The end goal for the USP <61> agar methods is to achieve “colony forming units” or cfu per gram or mL of product. Each organism or “organism cluster” in a product that is properly diluted and cultured, with appropriate media and temperature conditions, will eventually grow to a ”colony forming unit” that can be visibly counted with the naked eye. Although USP <61> is the legal referee method, this culture test is notoriously inaccurate. A single colony forming unit might actually be several microbes clustered together. And accuracy is further compromised when conducting a series of dilutions. Living systems do not always behave as predicted, and factors such as media age, water content, temperature distribution, and presence of inhibitory compounds may all impact the accuracy of bioburden count. In fact, the USP states that cfu counts which are within 50 – 200% of one another are considered to be equivalent counts.
See below for a summary of individual culture methods outlined in USP <61>.
10 gm of sample is diluted with a pH balanced, isotonic diluent, usually supplemented with chemical neutralizers for any antimicrobial agents which might be present in the drug product, and further homogenized by shaking, stomaching, vortexing or other means.
The use of neutralizing agents is important and must be validated. Pharmaceutical products are often preserved with parabens, aldehydes or quaternary ammonium compounds. Or the drug substance itself may be inherently antimicrobial. If these antimicrobial agents are diluted with the product and placed in agar plates, they will inhibit any microbes which might be present from replicating and thereby prevent them from growing into visible colony forming units.
USP <61> lists several potential neutralizing agents, based on the offending interfering substance. The most widely used compounds are lecithin and polysorbate 80. This combination of neutralizers will typically inactivate most quats, parabens, iodine, and bisbiguanides. See the Neutralization section for more information.
Once the sample is homogenized in a diluent, serial dilutions are prepared to approximate the count. 1 mL of dilutions are placed in petri plates, in duplicate. Sterile nutrient agar which has been tempered to about 45°C is poured over the dilution in the petri plate and the petri plate is swirled to thoroughly disperse the product and any bioburden therein. Once the agar hardens the plate is inverted and placed in a 30 – 35C incubator for aerobic plate count, and 20 – 25°C incubator for yeast and mold count. Inversion of the plates prevents condensation from the lids dropping on the agar surface and artificially spreading colony forming units.

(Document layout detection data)
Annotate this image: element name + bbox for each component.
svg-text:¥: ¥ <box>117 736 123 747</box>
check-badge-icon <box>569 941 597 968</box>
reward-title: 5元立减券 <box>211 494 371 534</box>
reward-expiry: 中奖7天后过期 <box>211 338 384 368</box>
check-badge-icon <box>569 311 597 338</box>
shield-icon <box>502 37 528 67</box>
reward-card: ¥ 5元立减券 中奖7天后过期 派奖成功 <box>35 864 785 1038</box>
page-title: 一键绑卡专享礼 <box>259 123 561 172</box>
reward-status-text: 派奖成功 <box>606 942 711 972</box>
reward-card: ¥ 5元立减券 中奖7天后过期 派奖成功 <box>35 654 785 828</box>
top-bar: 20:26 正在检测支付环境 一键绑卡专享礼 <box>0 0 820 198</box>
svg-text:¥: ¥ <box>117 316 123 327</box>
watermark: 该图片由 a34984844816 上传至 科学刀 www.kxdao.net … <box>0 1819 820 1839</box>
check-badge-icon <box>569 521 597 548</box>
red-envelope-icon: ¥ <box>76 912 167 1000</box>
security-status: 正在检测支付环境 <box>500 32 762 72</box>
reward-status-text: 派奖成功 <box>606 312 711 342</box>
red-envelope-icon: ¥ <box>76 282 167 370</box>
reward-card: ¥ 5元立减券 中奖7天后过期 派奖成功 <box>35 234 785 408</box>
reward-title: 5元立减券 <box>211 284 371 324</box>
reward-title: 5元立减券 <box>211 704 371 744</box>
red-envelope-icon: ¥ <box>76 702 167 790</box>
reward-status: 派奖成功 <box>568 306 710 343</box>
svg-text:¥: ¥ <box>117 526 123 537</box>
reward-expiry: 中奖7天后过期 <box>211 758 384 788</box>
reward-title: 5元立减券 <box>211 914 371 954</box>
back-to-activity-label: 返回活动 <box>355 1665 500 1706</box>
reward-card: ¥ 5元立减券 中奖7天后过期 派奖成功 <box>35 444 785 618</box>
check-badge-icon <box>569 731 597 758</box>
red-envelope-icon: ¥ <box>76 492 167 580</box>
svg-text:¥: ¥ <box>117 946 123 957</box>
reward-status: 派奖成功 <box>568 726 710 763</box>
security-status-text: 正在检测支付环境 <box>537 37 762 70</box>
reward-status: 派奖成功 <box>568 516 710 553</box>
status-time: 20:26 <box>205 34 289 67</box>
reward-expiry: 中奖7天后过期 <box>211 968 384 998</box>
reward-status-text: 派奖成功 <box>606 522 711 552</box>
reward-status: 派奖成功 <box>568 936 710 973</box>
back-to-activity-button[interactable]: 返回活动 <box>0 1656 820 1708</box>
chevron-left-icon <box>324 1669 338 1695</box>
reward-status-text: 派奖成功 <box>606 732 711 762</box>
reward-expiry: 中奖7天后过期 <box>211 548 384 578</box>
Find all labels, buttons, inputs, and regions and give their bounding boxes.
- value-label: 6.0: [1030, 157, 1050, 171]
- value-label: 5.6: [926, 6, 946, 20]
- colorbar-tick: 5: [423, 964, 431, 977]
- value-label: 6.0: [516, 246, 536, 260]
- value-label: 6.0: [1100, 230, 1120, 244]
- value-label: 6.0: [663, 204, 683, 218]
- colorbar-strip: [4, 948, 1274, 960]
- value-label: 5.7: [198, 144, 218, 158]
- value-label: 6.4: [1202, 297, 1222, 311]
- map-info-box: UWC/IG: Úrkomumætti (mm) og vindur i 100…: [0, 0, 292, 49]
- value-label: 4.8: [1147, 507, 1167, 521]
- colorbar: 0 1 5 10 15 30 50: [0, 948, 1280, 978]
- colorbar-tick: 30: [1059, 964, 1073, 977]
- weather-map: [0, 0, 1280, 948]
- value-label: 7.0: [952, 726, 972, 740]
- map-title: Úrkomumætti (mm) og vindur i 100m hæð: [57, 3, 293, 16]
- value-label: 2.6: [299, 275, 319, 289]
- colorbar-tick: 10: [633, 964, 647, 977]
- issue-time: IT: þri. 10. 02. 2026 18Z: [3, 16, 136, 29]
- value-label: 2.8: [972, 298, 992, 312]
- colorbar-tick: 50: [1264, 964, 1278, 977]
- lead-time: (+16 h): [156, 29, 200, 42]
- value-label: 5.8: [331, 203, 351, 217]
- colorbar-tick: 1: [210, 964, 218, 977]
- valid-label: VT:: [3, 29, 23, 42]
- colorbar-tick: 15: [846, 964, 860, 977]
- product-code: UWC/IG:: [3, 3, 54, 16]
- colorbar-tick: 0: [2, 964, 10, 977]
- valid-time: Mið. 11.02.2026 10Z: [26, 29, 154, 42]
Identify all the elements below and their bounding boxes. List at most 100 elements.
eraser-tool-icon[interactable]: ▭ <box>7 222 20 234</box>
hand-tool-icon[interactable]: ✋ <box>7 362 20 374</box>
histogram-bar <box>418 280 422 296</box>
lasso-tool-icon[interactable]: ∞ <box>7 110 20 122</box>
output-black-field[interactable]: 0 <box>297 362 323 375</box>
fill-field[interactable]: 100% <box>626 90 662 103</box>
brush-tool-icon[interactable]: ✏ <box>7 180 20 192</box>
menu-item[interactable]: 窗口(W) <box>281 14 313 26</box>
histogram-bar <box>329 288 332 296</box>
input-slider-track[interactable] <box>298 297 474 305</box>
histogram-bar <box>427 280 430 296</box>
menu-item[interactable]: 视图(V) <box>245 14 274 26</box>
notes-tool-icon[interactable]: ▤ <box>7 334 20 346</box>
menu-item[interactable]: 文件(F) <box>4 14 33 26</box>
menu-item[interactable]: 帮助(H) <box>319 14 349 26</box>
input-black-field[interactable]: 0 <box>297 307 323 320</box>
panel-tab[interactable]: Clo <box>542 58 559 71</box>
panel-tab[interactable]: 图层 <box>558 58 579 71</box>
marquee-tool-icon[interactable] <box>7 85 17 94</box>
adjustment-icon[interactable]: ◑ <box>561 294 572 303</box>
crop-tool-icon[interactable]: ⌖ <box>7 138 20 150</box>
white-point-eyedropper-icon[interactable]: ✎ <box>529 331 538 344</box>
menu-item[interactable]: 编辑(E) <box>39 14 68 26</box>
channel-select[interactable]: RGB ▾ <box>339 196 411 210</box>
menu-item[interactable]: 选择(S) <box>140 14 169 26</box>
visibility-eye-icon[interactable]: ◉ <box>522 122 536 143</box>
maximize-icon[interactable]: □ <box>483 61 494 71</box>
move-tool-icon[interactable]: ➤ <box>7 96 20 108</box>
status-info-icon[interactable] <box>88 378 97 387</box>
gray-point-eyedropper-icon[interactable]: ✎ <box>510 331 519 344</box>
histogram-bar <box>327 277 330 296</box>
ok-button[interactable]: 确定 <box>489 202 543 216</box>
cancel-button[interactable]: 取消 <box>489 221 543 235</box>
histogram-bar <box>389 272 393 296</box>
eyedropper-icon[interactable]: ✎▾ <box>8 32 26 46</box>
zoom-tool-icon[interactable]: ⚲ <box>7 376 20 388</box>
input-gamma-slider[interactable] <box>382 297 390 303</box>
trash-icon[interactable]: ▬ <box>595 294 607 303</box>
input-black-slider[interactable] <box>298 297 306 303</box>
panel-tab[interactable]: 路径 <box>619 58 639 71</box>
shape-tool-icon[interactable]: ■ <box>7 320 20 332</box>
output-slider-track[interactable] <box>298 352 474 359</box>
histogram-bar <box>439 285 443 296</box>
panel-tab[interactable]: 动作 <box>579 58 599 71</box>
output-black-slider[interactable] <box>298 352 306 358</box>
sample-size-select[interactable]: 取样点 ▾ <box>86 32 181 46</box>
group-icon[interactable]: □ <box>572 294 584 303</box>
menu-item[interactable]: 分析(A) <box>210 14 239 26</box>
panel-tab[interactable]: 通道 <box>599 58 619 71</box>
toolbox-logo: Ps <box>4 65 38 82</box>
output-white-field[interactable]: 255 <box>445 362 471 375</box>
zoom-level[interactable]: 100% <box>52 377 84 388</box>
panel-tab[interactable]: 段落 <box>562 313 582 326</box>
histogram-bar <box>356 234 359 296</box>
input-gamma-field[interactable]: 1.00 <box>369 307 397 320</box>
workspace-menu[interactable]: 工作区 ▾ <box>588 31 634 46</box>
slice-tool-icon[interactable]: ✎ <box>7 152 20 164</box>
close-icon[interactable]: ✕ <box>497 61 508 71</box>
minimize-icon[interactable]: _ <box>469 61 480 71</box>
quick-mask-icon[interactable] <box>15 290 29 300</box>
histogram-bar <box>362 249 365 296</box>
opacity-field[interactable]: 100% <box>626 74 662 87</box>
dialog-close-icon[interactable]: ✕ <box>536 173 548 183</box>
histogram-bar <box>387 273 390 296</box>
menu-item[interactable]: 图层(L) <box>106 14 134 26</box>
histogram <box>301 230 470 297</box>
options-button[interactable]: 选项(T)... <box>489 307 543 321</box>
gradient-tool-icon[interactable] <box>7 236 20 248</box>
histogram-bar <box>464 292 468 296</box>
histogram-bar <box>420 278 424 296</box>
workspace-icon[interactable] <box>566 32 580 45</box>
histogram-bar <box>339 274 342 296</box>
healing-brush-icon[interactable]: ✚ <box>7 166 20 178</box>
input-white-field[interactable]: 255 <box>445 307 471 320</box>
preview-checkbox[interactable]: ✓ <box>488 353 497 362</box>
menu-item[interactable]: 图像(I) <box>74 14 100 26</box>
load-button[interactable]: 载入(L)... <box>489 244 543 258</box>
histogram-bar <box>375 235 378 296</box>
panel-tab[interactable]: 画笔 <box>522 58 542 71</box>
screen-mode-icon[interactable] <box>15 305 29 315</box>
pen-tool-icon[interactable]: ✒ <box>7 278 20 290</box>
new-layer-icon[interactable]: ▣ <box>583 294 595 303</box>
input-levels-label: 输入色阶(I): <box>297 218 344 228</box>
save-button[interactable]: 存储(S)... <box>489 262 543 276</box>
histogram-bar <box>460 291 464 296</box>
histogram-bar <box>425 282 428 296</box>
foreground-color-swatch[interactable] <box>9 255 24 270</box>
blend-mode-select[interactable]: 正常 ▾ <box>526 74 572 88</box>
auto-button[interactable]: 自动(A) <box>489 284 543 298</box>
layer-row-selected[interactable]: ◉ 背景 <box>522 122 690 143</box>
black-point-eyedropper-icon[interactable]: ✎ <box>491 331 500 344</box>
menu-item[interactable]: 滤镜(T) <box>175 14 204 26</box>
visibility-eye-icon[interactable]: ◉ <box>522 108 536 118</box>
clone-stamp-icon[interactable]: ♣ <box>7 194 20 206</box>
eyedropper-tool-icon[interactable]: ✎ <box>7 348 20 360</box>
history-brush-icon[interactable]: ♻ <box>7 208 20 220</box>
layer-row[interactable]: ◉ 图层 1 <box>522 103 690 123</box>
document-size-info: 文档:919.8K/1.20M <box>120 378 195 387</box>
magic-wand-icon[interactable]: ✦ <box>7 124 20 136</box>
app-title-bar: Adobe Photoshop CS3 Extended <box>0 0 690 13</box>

▶ [Problem statement] Please continue the passage on USP <61> agar culture methods, starting right after its last sentence.

▶ [Exercise answer]
At the end of the incubation period, the plates are removed and the colony forming units are counted. For samples with a high bioburden, the dilution which represents 30 – 300 colonies are counted. FOCUS plates all dilutions in duplicate, so the average of the two plates is calculated, and the count is multiplied by the dilution factor. In other words, if an average of 72 colonies was counted on duplicate 10-2 plates, a count of 7200 cfu/gm of product would be reported for that plate count. All this for $30!
As above but rather than plating, diluent with product and microbes are passed through a 0.45 micron filter, capturing microbes while allowing diluent and product to pass through. Filter is placed on nutrient agar plates, and microbes growth to visible colony forming units.
Sample prepared in diluent as in Pour Plate or Spread plate but the resulting dilution is passed through a 0.22 micron filter. The filter is removed and placed on the surface of nutrient agar plates, allowing microbes to growth to visible colony forming units. Membrane filtration is recommended with chemical neutralization of antimicrobial agents is not possible, such as with antibiotics. The filtration physically separates the antimicrobial from the contaminant, leaving the microbe on the surface of the filter for further culturing. It is also useful when the limit of detection must be <1 cfu/gm, as the entire dilution will be plated.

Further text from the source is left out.